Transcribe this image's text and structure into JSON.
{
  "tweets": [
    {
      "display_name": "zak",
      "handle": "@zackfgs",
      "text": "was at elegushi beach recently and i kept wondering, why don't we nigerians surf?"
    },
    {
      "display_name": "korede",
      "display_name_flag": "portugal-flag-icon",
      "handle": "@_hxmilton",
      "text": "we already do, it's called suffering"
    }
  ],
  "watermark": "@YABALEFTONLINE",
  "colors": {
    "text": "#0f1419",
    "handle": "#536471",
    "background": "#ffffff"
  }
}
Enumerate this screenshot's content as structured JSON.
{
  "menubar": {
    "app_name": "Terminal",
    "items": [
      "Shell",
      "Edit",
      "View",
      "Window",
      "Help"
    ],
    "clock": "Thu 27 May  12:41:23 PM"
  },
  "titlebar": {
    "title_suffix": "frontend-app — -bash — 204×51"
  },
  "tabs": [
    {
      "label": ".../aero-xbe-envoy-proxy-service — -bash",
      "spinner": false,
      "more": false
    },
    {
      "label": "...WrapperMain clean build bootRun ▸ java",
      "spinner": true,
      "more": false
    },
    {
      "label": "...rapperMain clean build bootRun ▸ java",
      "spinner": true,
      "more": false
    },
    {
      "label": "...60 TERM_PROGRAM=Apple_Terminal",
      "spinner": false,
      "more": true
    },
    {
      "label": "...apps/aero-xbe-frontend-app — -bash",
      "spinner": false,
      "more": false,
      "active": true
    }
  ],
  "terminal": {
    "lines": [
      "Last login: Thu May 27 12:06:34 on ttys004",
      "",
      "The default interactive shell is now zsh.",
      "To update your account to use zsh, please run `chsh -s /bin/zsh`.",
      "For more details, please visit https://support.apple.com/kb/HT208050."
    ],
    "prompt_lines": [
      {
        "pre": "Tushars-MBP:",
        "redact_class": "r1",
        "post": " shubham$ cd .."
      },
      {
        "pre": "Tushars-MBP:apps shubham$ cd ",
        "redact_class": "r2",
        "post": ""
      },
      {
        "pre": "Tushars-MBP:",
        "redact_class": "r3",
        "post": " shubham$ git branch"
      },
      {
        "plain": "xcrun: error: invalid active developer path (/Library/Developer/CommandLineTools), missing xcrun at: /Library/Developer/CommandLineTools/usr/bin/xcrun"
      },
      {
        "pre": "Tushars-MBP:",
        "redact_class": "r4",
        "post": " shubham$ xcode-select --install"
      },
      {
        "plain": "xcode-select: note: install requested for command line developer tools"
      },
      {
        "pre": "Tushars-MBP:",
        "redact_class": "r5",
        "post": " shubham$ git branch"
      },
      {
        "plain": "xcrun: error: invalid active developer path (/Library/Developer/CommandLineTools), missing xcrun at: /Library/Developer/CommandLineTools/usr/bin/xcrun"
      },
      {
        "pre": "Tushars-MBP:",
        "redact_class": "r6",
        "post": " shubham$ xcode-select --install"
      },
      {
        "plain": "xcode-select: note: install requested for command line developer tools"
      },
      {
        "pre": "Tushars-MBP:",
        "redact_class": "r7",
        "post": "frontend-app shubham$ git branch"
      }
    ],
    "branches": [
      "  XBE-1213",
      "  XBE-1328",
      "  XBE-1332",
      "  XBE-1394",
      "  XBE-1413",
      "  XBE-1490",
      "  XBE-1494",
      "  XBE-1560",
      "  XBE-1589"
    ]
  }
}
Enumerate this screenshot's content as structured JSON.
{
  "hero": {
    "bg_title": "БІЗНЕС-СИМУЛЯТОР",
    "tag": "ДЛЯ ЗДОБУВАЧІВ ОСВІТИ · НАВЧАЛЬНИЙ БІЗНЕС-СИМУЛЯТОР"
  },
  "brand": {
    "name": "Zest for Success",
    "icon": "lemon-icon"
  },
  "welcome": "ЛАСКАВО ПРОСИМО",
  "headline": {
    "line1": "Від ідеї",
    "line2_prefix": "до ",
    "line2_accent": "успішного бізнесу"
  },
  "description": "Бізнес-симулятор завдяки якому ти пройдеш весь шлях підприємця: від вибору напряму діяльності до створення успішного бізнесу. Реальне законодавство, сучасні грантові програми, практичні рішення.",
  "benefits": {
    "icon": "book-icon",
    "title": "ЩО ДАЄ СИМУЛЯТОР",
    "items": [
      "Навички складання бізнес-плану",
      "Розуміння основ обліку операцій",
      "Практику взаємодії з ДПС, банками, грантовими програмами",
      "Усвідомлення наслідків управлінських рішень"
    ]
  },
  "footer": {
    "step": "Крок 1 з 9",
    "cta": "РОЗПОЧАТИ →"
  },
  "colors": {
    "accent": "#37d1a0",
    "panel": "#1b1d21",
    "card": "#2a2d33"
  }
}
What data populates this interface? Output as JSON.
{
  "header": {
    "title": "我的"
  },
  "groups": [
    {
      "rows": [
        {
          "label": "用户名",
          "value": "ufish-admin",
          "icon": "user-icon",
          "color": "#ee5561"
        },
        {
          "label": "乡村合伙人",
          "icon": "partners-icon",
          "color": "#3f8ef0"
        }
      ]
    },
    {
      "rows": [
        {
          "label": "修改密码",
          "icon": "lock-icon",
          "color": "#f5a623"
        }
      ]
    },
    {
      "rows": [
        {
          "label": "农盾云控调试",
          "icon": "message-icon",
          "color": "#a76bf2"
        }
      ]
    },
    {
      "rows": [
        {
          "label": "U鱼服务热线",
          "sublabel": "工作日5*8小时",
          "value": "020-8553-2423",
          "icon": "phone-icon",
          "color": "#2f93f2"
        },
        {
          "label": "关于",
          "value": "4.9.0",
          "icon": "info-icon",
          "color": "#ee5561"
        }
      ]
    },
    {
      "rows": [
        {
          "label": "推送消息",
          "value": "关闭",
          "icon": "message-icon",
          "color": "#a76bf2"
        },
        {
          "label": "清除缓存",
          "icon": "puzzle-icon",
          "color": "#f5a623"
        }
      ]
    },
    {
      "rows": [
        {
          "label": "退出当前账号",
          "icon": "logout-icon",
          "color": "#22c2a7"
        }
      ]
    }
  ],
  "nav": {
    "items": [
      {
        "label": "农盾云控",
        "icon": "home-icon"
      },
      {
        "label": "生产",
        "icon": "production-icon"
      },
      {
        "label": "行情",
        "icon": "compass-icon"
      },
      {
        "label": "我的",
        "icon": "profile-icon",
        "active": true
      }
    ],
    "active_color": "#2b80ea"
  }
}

# # # # #

▶ _Task description_
Write the whole listing out again. Keep every line exactly as it is.

▶ _Solution for this task_
Transcribe this image's text and structure into JSON.
{
  "tweets": [
    {
      "display_name": "zak",
      "handle": "@zackfgs",
      "text": "was at elegushi beach recently and i kept wondering, why don't we nigerians surf?"
    },
    {
      "display_name": "korede",
      "display_name_flag": "portugal-flag-icon",
      "handle": "@_hxmilton",
      "text": "we already do, it's called suffering"
    }
  ],
  "watermark": "@YABALEFTONLINE",
  "colors": {
    "text": "#0f1419",
    "handle": "#536471",
    "background": "#ffffff"
  }
}
Enumerate this screenshot's content as structured JSON.
{
  "menubar": {
    "app_name": "Terminal",
    "items": [
      "Shell",
      "Edit",
      "View",
      "Window",
      "Help"
    ],
    "clock": "Thu 27 May  12:41:23 PM"
  },
  "titlebar": {
    "title_suffix": "frontend-app — -bash — 204×51"
  },
  "tabs": [
    {
      "label": ".../aero-xbe-envoy-proxy-service — -bash",
      "spinner": false,
      "more": false
    },
    {
      "label": "...WrapperMain clean build bootRun ▸ java",
      "spinner": true,
      "more": false
    },
    {
      "label": "...rapperMain clean build bootRun ▸ java",
      "spinner": true,
      "more": false
    },
    {
      "label": "...60 TERM_PROGRAM=Apple_Terminal",
      "spinner": false,
      "more": true
    },
    {
      "label": "...apps/aero-xbe-frontend-app — -bash",
      "spinner": false,
      "more": false,
      "active": true
    }
  ],
  "terminal": {
    "lines": [
      "Last login: Thu May 27 12:06:34 on ttys004",
      "",
      "The default interactive shell is now zsh.",
      "To update your account to use zsh, please run `chsh -s /bin/zsh`.",
      "For more details, please visit https://support.apple.com/kb/HT208050."
    ],
    "prompt_lines": [
      {
        "pre": "Tushars-MBP:",
        "redact_class": "r1",
        "post": " shubham$ cd .."
      },
      {
        "pre": "Tushars-MBP:apps shubham$ cd ",
        "redact_class": "r2",
        "post": ""
      },
      {
        "pre": "Tushars-MBP:",
        "redact_class": "r3",
        "post": " shubham$ git branch"
      },
      {
        "plain": "xcrun: error: invalid active developer path (/Library/Developer/CommandLineTools), missing xcrun at: /Library/Developer/CommandLineTools/usr/bin/xcrun"
      },
      {
        "pre": "Tushars-MBP:",
        "redact_class": "r4",
        "post": " shubham$ xcode-select --install"
      },
      {
        "plain": "xcode-select: note: install requested for command line developer tools"
      },
      {
        "pre": "Tushars-MBP:",
        "redact_class": "r5",
        "post": " shubham$ git branch"
      },
      {
        "plain": "xcrun: error: invalid active developer path (/Library/Developer/CommandLineTools), missing xcrun at: /Library/Developer/CommandLineTools/usr/bin/xcrun"
      },
      {
        "pre": "Tushars-MBP:",
        "redact_class": "r6",
        "post": " shubham$ xcode-select --install"
      },
      {
        "plain": "xcode-select: note: install requested for command line developer tools"
      },
      {
        "pre": "Tushars-MBP:",
        "redact_class": "r7",
        "post": "frontend-app shubham$ git branch"
      }
    ],
    "branches": [
      "  XBE-1213",
      "  XBE-1328",
      "  XBE-1332",
      "  XBE-1394",
      "  XBE-1413",
      "  XBE-1490",
      "  XBE-1494",
      "  XBE-1560",
      "  XBE-1589"
    ]
  }
}
Enumerate this screenshot's content as structured JSON.
{
  "hero": {
    "bg_title": "БІЗНЕС-СИМУЛЯТОР",
    "tag": "ДЛЯ ЗДОБУВАЧІВ ОСВІТИ · НАВЧАЛЬНИЙ БІЗНЕС-СИМУЛЯТОР"
  },
  "brand": {
    "name": "Zest for Success",
    "icon": "lemon-icon"
  },
  "welcome": "ЛАСКАВО ПРОСИМО",
  "headline": {
    "line1": "Від ідеї",
    "line2_prefix": "до ",
    "line2_accent": "успішного бізнесу"
  },
  "description": "Бізнес-симулятор завдяки якому ти пройдеш весь шлях підприємця: від вибору напряму діяльності до створення успішного бізнесу. Реальне законодавство, сучасні грантові програми, практичні рішення.",
  "benefits": {
    "icon": "book-icon",
    "title": "ЩО ДАЄ СИМУЛЯТОР",
    "items": [
      "Навички складання бізнес-плану",
      "Розуміння основ обліку операцій",
      "Практику взаємодії з ДПС, банками, грантовими програмами",
      "Усвідомлення наслідків управлінських рішень"
    ]
  },
  "footer": {
    "step": "Крок 1 з 9",
    "cta": "РОЗПОЧАТИ →"
  },
  "colors": {
    "accent": "#37d1a0",
    "panel": "#1b1d21",
    "card": "#2a2d33"
  }
}
What data populates this interface? Output as JSON.
{
  "header": {
    "title": "我的"
  },
  "groups": [
    {
      "rows": [
        {
          "label": "用户名",
          "value": "ufish-admin",
          "icon": "user-icon",
          "color": "#ee5561"
        },
        {
          "label": "乡村合伙人",
          "icon": "partners-icon",
          "color": "#3f8ef0"
        }
      ]
    },
    {
      "rows": [
        {
          "label": "修改密码",
          "icon": "lock-icon",
          "color": "#f5a623"
        }
      ]
    },
    {
      "rows": [
        {
          "label": "农盾云控调试",
          "icon": "message-icon",
          "color": "#a76bf2"
        }
      ]
    },
    {
      "rows": [
        {
          "label": "U鱼服务热线",
          "sublabel": "工作日5*8小时",
          "value": "020-8553-2423",
          "icon": "phone-icon",
          "color": "#2f93f2"
        },
        {
          "label": "关于",
          "value": "4.9.0",
          "icon": "info-icon",
          "color": "#ee5561"
        }
      ]
    },
    {
      "rows": [
        {
          "label": "推送消息",
          "value": "关闭",
          "icon": "message-icon",
          "color": "#a76bf2"
        },
        {
          "label": "清除缓存",
          "icon": "puzzle-icon",
          "color": "#f5a623"
        }
      ]
    },
    {
      "rows": [
        {
          "label": "退出当前账号",
          "icon": "logout-icon",
          "color": "#22c2a7"
        }
      ]
    }
  ],
  "nav": {
    "items": [
      {
        "label": "农盾云控",
        "icon": "home-icon"
      },
      {
        "label": "生产",
        "icon": "production-icon"
      },
      {
        "label": "行情",
        "icon": "compass-icon"
      },
      {
        "label": "我的",
        "icon": "profile-icon",
        "active": true
      }
    ],
    "active_color": "#2b80ea"
  }
}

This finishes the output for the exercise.